Stated task
Give all of the lines again exactly as they read.

Records for the exercise
━━━━━━━━━━━━━━━━

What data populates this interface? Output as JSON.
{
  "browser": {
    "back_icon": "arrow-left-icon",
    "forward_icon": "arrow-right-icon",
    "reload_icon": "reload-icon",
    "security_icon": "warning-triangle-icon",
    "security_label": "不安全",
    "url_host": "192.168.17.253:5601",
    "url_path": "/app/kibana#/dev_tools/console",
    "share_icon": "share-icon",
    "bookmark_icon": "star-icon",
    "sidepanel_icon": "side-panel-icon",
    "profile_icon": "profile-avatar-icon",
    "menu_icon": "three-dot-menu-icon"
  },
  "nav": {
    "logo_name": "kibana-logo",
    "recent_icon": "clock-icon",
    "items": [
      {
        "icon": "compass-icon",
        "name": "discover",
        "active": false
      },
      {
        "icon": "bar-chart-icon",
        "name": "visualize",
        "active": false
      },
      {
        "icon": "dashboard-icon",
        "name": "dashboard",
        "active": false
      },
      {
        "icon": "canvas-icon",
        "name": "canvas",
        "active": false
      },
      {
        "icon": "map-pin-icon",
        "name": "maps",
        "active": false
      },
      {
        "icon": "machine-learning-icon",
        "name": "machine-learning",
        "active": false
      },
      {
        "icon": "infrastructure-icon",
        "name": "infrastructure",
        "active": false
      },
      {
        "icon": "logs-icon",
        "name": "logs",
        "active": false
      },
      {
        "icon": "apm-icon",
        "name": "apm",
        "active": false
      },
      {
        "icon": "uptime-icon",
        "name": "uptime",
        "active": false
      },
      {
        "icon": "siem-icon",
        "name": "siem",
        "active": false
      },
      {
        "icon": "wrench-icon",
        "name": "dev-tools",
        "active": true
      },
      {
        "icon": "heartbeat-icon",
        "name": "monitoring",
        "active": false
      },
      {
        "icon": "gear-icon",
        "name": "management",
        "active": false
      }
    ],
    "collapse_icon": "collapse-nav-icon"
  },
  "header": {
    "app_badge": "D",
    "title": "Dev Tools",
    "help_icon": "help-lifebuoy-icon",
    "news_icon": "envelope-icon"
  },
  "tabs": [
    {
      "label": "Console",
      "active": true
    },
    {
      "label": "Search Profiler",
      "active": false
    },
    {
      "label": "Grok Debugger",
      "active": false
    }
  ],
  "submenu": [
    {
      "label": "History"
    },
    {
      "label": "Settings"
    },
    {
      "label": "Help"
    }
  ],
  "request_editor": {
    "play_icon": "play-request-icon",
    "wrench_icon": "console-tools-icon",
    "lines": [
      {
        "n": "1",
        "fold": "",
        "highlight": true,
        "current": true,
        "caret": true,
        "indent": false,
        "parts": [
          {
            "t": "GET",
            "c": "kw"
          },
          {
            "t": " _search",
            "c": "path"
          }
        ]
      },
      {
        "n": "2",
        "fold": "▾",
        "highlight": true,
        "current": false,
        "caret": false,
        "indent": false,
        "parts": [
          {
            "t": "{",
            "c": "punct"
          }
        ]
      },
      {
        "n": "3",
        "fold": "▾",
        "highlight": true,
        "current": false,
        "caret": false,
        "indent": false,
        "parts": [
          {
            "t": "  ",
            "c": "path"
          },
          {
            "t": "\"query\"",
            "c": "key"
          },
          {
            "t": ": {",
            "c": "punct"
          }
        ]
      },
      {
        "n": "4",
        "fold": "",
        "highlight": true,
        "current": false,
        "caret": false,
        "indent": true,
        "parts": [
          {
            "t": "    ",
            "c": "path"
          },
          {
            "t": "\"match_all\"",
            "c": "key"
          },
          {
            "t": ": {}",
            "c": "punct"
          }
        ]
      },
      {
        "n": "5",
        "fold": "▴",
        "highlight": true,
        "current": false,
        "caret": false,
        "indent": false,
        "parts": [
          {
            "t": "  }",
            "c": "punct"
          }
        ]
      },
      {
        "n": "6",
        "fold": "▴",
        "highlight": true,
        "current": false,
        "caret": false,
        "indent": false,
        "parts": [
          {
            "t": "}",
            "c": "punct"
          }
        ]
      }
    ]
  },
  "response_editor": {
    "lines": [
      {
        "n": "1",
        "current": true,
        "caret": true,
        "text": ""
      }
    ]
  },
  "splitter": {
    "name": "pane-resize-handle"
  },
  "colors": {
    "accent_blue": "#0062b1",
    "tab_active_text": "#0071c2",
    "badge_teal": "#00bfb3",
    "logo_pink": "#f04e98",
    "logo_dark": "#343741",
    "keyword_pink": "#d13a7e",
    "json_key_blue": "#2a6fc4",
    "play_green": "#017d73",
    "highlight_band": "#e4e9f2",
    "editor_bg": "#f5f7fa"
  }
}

━━━━━━━━━━━━━━━━

Right answer
What data populates this interface? Output as JSON.
{
  "browser": {
    "back_icon": "arrow-left-icon",
    "forward_icon": "arrow-right-icon",
    "reload_icon": "reload-icon",
    "security_icon": "warning-triangle-icon",
    "security_label": "不安全",
    "url_host": "192.168.17.253:5601",
    "url_path": "/app/kibana#/dev_tools/console",
    "share_icon": "share-icon",
    "bookmark_icon": "star-icon",
    "sidepanel_icon": "side-panel-icon",
    "profile_icon": "profile-avatar-icon",
    "menu_icon": "three-dot-menu-icon"
  },
  "nav": {
    "logo_name": "kibana-logo",
    "recent_icon": "clock-icon",
    "items": [
      {
        "icon": "compass-icon",
        "name": "discover",
        "active": false
      },
      {
        "icon": "bar-chart-icon",
        "name": "visualize",
        "active": false
      },
      {
        "icon": "dashboard-icon",
        "name": "dashboard",
        "active": false
      },
      {
        "icon": "canvas-icon",
        "name": "canvas",
        "active": false
      },
      {
        "icon": "map-pin-icon",
        "name": "maps",
        "active": false
      },
      {
        "icon": "machine-learning-icon",
        "name": "machine-learning",
        "active": false
      },
      {
        "icon": "infrastructure-icon",
        "name": "infrastructure",
        "active": false
      },
      {
        "icon": "logs-icon",
        "name": "logs",
        "active": false
      },
      {
        "icon": "apm-icon",
        "name": "apm",
        "active": false
      },
      {
        "icon": "uptime-icon",
        "name": "uptime",
        "active": false
      },
      {
        "icon": "siem-icon",
        "name": "siem",
        "active": false
      },
      {
        "icon": "wrench-icon",
        "name": "dev-tools",
        "active": true
      },
      {
        "icon": "heartbeat-icon",
        "name": "monitoring",
        "active": false
      },
      {
        "icon": "gear-icon",
        "name": "management",
        "active": false
      }
    ],
    "collapse_icon": "collapse-nav-icon"
  },
  "header": {
    "app_badge": "D",
    "title": "Dev Tools",
    "help_icon": "help-lifebuoy-icon",
    "news_icon": "envelope-icon"
  },
  "tabs": [
    {
      "label": "Console",
      "active": true
    },
    {
      "label": "Search Profiler",
      "active": false
    },
    {
      "label": "Grok Debugger",
      "active": false
    }
  ],
  "submenu": [
    {
      "label": "History"
    },
    {
      "label": "Settings"
    },
    {
      "label": "Help"
    }
  ],
  "request_editor": {
    "play_icon": "play-request-icon",
    "wrench_icon": "console-tools-icon",
    "lines": [
      {
        "n": "1",
        "fold": "",
        "highlight": true,
        "current": true,
        "caret": true,
        "indent": false,
        "parts": [
          {
            "t": "GET",
            "c": "kw"
          },
          {
            "t": " _search",
            "c": "path"
          }
        ]
      },
      {
        "n": "2",
        "fold": "▾",
        "highlight": true,
        "current": false,
        "caret": false,
        "indent": false,
        "parts": [
          {
            "t": "{",
            "c": "punct"
          }
        ]
      },
      {
        "n": "3",
        "fold": "▾",
        "highlight": true,
        "current": false,
        "caret": false,
        "indent": false,
        "parts": [
          {
            "t": "  ",
            "c": "path"
          },
          {
            "t": "\"query\"",
            "c": "key"
          },
          {
            "t": ": {",
            "c": "punct"
          }
        ]
      },
      {
        "n": "4",
        "fold": "",
        "highlight": true,
        "current": false,
        "caret": false,
        "indent": true,
        "parts": [
          {
            "t": "    ",
            "c": "path"
          },
          {
            "t": "\"match_all\"",
            "c": "key"
          },
          {
            "t": ": {}",
            "c": "punct"
          }
        ]
      },
      {
        "n": "5",
        "fold": "▴",
        "highlight": true,
        "current": false,
        "caret": false,
        "indent": false,
        "parts": [
          {
            "t": "  }",
            "c": "punct"
          }
        ]
      },
      {
        "n": "6",
        "fold": "▴",
        "highlight": true,
        "current": false,
        "caret": false,
        "indent": false,
        "parts": [
          {
            "t": "}",
            "c": "punct"
          }
        ]
      }
    ]
  },
  "response_editor": {
    "lines": [
      {
        "n": "1",
        "current": true,
        "caret": true,
        "text": ""
      }
    ]
  },
  "splitter": {
    "name": "pane-resize-handle"
  },
  "colors": {
    "accent_blue": "#0062b1",
    "tab_active_text": "#0071c2",
    "badge_teal": "#00bfb3",
    "logo_pink": "#f04e98",
    "logo_dark": "#343741",
    "keyword_pink": "#d13a7e",
    "json_key_blue": "#2a6fc4",
    "play_green": "#017d73",
    "highlight_band": "#e4e9f2",
    "editor_bg": "#f5f7fa"
  }
}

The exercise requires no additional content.